= What the task asks =
What is the number of lines holding the word "this"? Write that number and nothing else.

++++++++++++++++++++

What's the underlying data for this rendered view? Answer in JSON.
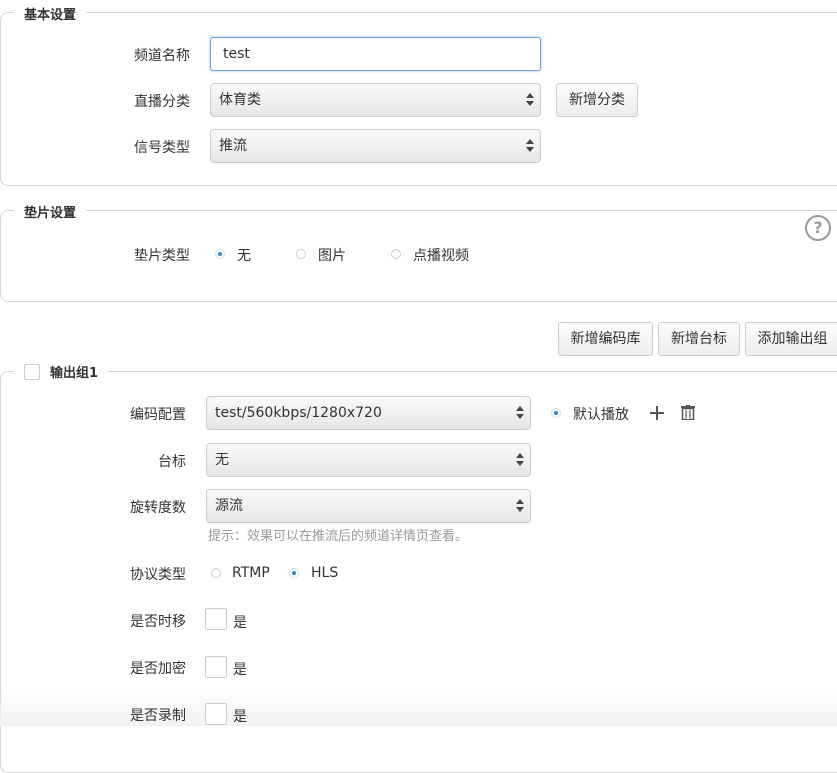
{
  "basic": {
    "legend": "基本设置",
    "channel_name_label": "频道名称",
    "channel_name_value": "test",
    "category_label": "直播分类",
    "category_value": "体育类",
    "add_category": "新增分类",
    "signal_label": "信号类型",
    "signal_value": "推流"
  },
  "pad": {
    "legend": "垫片设置",
    "type_label": "垫片类型",
    "options": [
      "无",
      "图片",
      "点播视频"
    ],
    "selected": "无",
    "help": "?"
  },
  "toolbar": {
    "add_codec": "新增编码库",
    "add_logo": "新增台标",
    "add_output": "添加输出组"
  },
  "output": {
    "legend": "输出组1",
    "codec_label": "编码配置",
    "codec_value": "test/560kbps/1280x720",
    "default_play": "默认播放",
    "logo_label": "台标",
    "logo_value": "无",
    "rotate_label": "旋转度数",
    "rotate_value": "源流",
    "rotate_hint": "提示：效果可以在推流后的频道详情页查看。",
    "protocol_label": "协议类型",
    "protocol_options": [
      "RTMP",
      "HLS"
    ],
    "protocol_selected": "HLS",
    "timeshift_label": "是否时移",
    "encrypt_label": "是否加密",
    "record_label": "是否录制",
    "yes": "是"
  },
  "colors": {
    "accent": "#2a8bd6",
    "border": "#d6d6d6",
    "hint": "#999999"
  }
}
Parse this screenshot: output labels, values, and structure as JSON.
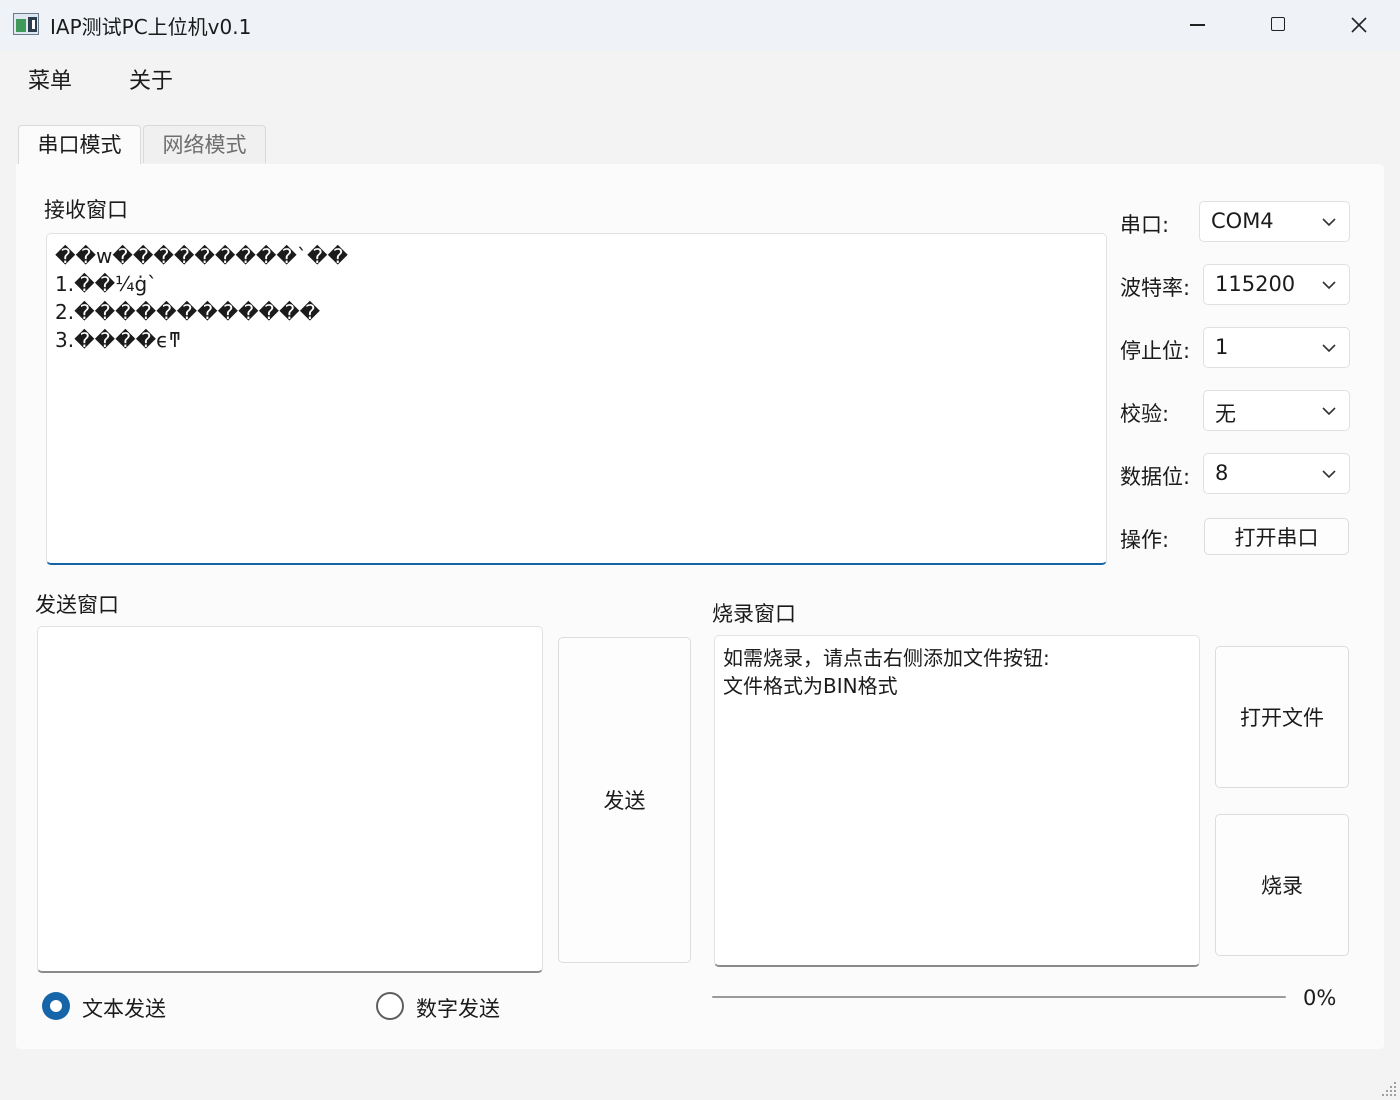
{
  "window": {
    "title": "IAP测试PC上位机v0.1",
    "icons": {
      "app": "app-icon",
      "minimize": "minimize-icon",
      "maximize": "maximize-icon",
      "close": "close-icon"
    }
  },
  "menu": {
    "items": [
      "菜单",
      "关于"
    ]
  },
  "tabs": [
    {
      "label": "串口模式",
      "active": true
    },
    {
      "label": "网络模式",
      "active": false
    }
  ],
  "receive": {
    "label": "接收窗口",
    "text": "��w���������`��\n1.��¼ġ`\n2.������������\n3.����ϵͳ"
  },
  "serial": {
    "port_label": "串口:",
    "port_value": "COM4",
    "baud_label": "波特率:",
    "baud_value": "115200",
    "stopbits_label": "停止位:",
    "stopbits_value": "1",
    "parity_label": "校验:",
    "parity_value": "无",
    "databits_label": "数据位:",
    "databits_value": "8",
    "op_label": "操作:",
    "open_port_button": "打开串口"
  },
  "send": {
    "label": "发送窗口",
    "text": "",
    "send_button": "发送",
    "mode_text": "文本发送",
    "mode_number": "数字发送",
    "selected_mode": "text"
  },
  "burn": {
    "label": "烧录窗口",
    "text": "如需烧录，请点击右侧添加文件按钮:\n文件格式为BIN格式",
    "open_file_button": "打开文件",
    "burn_button": "烧录",
    "progress": 0,
    "progress_text": "0%"
  },
  "colors": {
    "accent": "#1565a8",
    "panel": "#fbfbfb",
    "window_bg": "#f3f3f3"
  }
}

++++++++++++++++++++

= Full output =
2